## JOB
Gather all lines in the records below that include the word "вместимостью".

Data items
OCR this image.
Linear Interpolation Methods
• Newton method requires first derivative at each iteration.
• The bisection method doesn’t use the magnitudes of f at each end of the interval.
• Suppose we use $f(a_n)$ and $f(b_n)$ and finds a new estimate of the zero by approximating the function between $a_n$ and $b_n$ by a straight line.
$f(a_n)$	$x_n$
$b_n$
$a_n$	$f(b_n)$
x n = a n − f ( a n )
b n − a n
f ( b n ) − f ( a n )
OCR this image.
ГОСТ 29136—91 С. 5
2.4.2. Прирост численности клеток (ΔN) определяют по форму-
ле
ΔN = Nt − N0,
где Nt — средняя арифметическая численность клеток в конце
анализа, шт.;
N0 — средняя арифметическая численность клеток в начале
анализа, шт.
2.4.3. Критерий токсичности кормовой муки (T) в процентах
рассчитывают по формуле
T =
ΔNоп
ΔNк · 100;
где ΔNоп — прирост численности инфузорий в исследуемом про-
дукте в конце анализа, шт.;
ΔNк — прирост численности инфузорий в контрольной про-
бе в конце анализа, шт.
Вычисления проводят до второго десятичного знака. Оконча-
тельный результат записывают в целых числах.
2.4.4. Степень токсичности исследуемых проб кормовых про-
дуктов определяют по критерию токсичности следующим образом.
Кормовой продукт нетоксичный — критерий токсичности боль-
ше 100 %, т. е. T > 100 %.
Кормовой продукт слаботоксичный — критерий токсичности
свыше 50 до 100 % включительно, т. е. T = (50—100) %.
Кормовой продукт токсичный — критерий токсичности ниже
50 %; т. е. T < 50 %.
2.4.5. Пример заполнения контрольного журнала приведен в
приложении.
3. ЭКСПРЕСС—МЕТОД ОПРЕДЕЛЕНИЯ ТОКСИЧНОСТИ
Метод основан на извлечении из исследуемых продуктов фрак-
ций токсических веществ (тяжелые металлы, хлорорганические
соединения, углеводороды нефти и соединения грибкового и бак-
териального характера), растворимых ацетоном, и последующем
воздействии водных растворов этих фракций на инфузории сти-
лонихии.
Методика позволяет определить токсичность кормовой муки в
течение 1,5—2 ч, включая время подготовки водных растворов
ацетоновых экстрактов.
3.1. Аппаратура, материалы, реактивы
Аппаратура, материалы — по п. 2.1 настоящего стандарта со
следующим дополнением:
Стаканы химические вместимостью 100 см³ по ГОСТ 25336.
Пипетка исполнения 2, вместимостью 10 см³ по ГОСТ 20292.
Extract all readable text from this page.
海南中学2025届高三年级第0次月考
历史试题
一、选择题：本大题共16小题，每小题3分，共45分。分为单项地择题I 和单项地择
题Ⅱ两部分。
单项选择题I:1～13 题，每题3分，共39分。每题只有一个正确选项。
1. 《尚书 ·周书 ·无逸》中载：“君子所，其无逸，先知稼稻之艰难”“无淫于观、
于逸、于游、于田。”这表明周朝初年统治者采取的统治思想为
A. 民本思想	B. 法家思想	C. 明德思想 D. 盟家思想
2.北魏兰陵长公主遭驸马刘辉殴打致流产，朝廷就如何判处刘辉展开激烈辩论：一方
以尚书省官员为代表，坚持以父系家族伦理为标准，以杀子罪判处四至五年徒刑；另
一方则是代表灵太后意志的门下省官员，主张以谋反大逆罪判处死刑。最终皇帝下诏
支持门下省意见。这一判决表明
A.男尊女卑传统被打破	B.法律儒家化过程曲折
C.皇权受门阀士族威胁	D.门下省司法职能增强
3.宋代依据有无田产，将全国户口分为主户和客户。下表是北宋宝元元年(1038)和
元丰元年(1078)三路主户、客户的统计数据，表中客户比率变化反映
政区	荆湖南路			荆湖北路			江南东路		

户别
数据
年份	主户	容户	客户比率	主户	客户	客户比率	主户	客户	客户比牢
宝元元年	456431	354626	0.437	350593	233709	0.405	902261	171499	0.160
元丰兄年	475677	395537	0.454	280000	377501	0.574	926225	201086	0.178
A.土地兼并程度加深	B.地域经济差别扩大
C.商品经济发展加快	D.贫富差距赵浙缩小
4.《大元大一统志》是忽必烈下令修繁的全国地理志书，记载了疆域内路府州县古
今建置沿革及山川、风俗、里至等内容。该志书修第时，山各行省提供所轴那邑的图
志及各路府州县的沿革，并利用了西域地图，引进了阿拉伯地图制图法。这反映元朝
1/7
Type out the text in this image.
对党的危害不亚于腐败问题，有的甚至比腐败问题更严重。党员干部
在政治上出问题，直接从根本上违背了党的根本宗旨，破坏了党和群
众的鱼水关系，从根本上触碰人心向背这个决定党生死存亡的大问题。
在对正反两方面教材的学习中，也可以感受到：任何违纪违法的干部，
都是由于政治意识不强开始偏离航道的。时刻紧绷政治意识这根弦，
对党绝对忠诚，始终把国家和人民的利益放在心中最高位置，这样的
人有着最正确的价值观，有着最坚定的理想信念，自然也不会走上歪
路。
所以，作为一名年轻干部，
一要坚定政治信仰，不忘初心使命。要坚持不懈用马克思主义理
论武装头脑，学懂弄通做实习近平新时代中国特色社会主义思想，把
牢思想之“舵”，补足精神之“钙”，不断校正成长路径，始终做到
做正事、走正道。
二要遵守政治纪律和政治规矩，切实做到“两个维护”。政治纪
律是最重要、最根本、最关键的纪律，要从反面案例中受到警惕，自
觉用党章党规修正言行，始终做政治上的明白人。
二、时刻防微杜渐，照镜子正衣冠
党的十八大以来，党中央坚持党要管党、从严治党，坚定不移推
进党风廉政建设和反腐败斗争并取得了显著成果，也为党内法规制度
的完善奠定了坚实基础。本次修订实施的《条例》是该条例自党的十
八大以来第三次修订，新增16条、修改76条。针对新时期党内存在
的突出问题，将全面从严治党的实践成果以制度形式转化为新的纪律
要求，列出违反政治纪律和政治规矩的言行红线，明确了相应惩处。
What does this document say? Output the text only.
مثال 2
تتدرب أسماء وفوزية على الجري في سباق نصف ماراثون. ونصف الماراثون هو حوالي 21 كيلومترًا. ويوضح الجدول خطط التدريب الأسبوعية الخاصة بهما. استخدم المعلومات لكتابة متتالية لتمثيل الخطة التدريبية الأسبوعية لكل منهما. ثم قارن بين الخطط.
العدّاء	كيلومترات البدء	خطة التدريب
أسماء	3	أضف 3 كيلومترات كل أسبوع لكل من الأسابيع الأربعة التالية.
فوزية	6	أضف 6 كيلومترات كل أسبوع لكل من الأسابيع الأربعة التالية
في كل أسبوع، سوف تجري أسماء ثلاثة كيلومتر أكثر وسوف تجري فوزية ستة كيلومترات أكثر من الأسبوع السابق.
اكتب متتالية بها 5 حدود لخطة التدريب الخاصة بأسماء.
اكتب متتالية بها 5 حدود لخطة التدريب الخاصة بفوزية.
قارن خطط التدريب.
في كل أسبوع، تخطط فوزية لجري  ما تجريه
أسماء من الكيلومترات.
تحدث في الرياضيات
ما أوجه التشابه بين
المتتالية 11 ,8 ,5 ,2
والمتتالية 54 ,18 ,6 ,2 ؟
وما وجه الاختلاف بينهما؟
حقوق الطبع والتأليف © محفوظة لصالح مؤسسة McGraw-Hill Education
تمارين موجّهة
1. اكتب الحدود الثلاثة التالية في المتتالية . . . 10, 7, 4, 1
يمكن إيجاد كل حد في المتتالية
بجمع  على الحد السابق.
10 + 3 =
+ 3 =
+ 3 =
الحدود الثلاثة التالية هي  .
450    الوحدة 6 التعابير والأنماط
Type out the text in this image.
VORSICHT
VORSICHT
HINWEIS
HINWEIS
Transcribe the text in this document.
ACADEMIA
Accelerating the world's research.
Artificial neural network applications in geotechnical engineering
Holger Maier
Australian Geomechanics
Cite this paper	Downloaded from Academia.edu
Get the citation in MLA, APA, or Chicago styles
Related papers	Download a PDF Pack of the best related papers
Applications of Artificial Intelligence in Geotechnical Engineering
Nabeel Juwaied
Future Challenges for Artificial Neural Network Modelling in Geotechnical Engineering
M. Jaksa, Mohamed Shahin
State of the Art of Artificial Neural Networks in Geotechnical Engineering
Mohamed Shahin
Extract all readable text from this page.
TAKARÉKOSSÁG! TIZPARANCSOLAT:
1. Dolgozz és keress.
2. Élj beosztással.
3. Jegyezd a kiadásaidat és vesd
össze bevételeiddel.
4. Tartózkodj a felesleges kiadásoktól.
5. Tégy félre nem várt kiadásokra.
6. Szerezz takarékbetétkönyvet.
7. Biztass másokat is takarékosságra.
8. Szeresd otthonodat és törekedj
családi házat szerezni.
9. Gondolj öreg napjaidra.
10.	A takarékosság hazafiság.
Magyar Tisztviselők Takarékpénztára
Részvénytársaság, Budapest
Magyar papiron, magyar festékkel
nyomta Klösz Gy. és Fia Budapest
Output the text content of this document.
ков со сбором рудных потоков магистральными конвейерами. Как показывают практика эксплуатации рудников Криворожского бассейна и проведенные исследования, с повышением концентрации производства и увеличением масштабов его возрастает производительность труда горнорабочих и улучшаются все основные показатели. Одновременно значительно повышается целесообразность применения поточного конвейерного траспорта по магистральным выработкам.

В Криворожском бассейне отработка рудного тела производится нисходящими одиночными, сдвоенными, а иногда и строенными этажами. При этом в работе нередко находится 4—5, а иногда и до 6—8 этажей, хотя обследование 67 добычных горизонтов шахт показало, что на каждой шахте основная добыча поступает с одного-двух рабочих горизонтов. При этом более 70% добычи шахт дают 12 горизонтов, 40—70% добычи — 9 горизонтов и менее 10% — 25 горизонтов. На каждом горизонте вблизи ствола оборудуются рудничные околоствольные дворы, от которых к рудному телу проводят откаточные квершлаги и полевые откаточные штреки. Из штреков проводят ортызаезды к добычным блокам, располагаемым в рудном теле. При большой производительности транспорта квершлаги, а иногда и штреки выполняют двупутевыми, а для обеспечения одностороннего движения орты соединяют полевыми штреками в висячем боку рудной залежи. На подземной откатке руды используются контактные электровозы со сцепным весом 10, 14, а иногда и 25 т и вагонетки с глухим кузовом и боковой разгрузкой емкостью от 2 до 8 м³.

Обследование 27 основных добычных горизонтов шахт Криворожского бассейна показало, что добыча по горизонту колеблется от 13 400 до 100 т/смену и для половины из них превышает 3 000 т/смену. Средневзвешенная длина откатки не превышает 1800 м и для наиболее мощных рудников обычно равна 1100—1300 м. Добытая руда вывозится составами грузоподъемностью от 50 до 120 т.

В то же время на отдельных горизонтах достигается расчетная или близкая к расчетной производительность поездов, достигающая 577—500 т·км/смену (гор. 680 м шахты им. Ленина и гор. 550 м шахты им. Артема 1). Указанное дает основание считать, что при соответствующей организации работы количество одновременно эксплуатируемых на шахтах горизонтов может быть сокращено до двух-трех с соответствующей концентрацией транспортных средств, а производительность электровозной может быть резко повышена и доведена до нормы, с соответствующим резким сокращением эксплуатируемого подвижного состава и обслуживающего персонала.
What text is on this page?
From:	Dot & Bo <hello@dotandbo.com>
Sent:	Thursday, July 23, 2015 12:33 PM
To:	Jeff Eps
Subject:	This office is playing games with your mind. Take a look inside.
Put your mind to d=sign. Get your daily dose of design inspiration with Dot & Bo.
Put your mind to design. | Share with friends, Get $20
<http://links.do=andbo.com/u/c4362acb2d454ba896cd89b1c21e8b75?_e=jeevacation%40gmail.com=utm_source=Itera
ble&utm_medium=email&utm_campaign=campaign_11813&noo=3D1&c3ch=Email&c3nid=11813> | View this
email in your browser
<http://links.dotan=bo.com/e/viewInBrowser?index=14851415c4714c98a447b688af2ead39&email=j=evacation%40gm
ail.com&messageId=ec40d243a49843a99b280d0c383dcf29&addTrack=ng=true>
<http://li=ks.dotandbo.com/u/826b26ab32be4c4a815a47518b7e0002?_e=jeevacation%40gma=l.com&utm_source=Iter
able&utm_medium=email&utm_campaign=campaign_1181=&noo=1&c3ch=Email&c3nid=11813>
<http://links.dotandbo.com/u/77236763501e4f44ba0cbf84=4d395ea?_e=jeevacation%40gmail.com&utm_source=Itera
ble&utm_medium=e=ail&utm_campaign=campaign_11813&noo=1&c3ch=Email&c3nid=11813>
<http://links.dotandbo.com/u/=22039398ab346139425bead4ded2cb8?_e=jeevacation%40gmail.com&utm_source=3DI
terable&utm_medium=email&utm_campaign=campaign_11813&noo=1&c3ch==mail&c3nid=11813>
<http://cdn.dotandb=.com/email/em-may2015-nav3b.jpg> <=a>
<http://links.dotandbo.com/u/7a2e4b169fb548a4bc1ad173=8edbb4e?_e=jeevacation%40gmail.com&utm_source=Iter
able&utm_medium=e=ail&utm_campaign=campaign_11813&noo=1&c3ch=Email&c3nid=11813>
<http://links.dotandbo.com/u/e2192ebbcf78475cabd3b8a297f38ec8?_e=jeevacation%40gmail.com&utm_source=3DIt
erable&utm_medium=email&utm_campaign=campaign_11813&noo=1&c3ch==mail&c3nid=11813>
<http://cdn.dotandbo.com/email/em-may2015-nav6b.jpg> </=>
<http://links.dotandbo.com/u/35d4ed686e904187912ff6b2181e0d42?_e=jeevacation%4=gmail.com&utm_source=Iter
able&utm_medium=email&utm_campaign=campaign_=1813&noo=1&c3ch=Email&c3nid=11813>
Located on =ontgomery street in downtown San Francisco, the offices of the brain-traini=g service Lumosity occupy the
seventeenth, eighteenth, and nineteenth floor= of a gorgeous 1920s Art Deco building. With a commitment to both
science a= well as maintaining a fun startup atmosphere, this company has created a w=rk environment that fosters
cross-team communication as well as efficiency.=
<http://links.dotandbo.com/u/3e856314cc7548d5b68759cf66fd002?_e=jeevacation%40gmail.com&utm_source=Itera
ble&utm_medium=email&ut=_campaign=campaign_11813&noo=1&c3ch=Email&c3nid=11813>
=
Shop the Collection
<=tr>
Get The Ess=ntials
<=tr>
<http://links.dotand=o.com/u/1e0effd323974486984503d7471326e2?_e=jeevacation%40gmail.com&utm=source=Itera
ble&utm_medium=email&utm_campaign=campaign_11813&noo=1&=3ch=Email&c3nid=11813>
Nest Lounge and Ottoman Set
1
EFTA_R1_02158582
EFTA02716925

## ANSWER TO THIS TASK
Стаканы химические вместимостью 100 см³ по ГОСТ 25336.
Пипетка исполнения 2, вместимостью 10 см³ по ГОСТ 20292.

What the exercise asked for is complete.